— EXERCISE REQUIREMENTS —
Scan the records below for the word "JSON" and give only the number of lines that hold it.

— AVAILABLE DATA —

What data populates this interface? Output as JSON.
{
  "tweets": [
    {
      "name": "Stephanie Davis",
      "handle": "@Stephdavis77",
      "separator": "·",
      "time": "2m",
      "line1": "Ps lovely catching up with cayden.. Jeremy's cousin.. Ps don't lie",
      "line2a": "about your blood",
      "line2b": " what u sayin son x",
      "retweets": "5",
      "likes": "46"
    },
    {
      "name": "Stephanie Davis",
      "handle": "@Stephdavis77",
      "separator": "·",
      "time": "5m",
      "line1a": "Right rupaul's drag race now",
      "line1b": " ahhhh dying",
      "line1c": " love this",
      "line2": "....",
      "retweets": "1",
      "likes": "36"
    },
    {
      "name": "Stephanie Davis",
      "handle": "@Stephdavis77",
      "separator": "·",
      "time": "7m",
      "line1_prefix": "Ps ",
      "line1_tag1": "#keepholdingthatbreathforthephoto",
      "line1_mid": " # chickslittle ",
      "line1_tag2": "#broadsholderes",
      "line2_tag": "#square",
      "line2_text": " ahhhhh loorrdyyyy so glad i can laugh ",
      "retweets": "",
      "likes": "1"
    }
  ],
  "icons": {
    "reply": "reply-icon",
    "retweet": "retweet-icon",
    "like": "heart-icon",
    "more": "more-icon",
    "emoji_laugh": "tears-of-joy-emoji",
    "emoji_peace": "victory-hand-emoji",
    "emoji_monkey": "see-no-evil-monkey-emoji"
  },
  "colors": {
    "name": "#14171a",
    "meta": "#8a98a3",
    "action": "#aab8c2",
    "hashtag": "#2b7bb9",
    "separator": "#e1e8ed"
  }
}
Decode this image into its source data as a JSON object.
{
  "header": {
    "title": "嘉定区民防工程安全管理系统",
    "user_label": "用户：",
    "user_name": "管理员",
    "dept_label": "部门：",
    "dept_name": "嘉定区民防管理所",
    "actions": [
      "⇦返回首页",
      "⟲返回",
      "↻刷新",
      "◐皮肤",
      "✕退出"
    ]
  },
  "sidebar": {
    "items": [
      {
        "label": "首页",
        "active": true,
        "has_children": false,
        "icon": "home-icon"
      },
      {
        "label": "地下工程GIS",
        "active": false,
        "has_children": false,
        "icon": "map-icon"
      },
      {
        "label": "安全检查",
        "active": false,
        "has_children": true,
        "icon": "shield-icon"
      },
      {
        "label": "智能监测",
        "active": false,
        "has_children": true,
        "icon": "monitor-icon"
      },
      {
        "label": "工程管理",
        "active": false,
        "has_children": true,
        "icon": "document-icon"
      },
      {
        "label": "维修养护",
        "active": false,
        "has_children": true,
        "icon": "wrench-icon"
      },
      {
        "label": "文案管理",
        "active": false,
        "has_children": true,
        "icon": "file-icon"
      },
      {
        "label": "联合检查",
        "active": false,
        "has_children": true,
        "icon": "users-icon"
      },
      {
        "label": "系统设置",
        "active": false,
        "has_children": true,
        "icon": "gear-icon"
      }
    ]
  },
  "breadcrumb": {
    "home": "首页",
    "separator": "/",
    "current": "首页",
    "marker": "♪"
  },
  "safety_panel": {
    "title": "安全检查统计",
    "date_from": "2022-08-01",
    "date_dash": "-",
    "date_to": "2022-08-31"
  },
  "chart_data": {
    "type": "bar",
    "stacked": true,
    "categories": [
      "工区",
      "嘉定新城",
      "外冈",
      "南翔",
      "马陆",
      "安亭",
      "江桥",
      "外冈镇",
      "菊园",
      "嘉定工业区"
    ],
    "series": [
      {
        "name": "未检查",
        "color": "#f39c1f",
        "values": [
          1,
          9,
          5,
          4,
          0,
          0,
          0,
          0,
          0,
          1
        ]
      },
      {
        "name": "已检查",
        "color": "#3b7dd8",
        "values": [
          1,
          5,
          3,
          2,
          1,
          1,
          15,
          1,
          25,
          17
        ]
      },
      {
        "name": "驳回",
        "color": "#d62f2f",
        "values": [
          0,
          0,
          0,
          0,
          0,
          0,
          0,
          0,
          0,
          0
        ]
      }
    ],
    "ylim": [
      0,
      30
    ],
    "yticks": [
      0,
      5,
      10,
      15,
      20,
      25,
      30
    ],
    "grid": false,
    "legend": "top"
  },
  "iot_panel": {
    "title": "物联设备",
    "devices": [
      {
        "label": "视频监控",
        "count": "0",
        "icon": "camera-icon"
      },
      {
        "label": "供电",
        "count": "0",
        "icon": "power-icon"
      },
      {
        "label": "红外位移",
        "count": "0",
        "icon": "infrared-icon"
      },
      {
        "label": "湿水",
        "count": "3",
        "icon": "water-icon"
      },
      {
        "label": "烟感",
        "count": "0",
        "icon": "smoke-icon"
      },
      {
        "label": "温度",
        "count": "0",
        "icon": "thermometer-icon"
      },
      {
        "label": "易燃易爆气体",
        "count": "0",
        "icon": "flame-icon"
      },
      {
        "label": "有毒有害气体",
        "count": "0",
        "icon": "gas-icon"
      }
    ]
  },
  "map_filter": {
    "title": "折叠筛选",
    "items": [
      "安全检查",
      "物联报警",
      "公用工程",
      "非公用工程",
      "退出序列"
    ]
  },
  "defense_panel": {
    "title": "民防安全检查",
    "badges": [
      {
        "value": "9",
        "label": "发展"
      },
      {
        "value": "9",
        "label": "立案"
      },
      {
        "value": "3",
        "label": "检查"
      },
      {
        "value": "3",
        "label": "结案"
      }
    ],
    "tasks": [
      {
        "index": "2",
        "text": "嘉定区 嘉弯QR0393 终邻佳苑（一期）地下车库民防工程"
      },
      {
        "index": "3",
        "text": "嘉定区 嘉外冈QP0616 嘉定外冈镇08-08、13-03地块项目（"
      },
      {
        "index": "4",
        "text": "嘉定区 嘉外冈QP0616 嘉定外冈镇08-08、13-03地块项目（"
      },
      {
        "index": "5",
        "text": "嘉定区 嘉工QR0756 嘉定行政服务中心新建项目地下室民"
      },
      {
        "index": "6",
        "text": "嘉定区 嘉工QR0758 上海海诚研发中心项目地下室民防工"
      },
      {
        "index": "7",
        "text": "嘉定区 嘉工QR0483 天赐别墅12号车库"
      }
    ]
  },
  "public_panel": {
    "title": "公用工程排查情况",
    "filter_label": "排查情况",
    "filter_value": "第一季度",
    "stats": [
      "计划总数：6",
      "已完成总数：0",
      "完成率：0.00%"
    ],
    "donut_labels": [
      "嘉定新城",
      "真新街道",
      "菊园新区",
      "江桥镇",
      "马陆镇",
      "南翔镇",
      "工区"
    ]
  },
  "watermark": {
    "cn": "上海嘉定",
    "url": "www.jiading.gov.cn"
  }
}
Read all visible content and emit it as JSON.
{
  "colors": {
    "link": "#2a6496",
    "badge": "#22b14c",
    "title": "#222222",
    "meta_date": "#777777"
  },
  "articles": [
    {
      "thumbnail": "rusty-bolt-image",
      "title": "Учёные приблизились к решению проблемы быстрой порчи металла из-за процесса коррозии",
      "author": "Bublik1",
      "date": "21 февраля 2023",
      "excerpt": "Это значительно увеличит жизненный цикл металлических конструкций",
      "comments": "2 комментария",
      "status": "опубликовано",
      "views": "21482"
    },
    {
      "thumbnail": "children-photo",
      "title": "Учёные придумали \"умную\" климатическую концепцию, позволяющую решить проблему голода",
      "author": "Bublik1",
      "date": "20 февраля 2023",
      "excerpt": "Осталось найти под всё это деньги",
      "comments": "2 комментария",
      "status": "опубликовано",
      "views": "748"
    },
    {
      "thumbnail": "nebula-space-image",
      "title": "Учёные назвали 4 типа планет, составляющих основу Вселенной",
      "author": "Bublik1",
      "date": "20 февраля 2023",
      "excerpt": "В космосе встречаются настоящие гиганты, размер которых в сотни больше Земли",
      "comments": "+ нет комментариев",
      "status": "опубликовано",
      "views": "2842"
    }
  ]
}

— RESPONSE TO THE TASK —
3